Written request :: Using the listing below, select the lines with the word "naručitelji" and copy them.

============

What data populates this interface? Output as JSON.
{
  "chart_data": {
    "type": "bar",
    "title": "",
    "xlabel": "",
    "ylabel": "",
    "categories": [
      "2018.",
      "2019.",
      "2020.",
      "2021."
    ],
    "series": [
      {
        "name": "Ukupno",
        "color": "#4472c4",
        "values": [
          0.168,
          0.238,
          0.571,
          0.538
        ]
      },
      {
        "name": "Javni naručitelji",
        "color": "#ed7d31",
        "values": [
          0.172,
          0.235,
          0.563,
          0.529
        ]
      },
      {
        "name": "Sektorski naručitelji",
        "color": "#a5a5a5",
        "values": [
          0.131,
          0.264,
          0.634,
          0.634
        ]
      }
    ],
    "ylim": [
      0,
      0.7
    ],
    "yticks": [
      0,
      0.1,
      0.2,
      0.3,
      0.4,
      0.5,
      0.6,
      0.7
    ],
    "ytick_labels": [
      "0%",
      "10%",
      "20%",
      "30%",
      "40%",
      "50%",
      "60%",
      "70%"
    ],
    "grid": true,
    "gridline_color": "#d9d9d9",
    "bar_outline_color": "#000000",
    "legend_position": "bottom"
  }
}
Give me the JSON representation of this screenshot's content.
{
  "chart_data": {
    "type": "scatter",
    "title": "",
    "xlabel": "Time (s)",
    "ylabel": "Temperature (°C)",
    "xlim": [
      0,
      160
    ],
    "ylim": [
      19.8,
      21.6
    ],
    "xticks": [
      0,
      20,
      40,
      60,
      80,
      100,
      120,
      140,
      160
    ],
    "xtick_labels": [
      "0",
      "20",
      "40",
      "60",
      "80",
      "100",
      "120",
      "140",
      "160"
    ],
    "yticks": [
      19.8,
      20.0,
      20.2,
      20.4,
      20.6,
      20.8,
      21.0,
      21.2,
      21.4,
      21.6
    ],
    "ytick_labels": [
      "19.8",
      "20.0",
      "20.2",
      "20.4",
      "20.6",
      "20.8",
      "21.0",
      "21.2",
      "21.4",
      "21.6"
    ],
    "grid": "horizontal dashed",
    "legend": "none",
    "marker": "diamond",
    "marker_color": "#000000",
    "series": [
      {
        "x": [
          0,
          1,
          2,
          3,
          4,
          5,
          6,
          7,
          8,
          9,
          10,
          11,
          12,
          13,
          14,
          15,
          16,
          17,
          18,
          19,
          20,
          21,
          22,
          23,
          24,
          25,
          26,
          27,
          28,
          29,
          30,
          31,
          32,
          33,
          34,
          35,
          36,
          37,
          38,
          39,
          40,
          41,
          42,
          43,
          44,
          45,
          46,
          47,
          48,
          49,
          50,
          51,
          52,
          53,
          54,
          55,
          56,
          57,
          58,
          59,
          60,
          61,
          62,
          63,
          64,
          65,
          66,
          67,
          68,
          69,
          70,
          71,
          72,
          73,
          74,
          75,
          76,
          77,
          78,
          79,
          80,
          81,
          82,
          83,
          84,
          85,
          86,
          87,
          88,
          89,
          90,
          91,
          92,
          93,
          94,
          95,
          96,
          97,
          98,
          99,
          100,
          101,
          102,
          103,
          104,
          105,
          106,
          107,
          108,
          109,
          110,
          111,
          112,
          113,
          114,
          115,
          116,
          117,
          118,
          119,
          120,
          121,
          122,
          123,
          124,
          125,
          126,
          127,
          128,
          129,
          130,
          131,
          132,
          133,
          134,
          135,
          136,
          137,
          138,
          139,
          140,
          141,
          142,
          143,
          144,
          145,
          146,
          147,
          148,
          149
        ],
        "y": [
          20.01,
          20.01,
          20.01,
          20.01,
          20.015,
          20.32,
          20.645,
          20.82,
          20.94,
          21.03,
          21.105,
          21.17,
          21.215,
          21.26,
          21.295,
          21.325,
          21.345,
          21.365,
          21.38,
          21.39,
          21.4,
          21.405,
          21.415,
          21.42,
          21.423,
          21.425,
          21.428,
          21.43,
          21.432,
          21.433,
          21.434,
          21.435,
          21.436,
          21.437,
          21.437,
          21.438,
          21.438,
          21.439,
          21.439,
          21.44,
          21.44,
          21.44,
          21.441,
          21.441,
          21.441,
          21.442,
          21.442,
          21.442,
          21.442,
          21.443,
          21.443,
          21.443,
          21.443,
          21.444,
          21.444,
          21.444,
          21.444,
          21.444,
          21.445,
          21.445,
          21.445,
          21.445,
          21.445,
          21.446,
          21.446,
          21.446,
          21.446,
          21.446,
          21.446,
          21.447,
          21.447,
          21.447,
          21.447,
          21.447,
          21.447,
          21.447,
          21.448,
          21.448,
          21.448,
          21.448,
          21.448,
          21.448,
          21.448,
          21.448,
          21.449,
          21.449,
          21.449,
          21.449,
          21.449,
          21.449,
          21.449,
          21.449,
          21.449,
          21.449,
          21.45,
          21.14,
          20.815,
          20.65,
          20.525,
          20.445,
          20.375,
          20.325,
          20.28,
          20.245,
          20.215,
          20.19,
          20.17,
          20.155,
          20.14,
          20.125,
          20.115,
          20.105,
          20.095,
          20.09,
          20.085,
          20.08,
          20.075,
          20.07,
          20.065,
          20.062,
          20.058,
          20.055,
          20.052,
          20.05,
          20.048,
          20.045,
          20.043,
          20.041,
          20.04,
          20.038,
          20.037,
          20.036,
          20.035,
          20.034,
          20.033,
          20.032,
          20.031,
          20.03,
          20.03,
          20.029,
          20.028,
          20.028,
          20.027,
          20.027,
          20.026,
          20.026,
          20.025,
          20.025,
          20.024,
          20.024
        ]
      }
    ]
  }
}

============

Problem solution ::
        "name": "Javni naručitelji",
        "name": "Sektorski naručitelji",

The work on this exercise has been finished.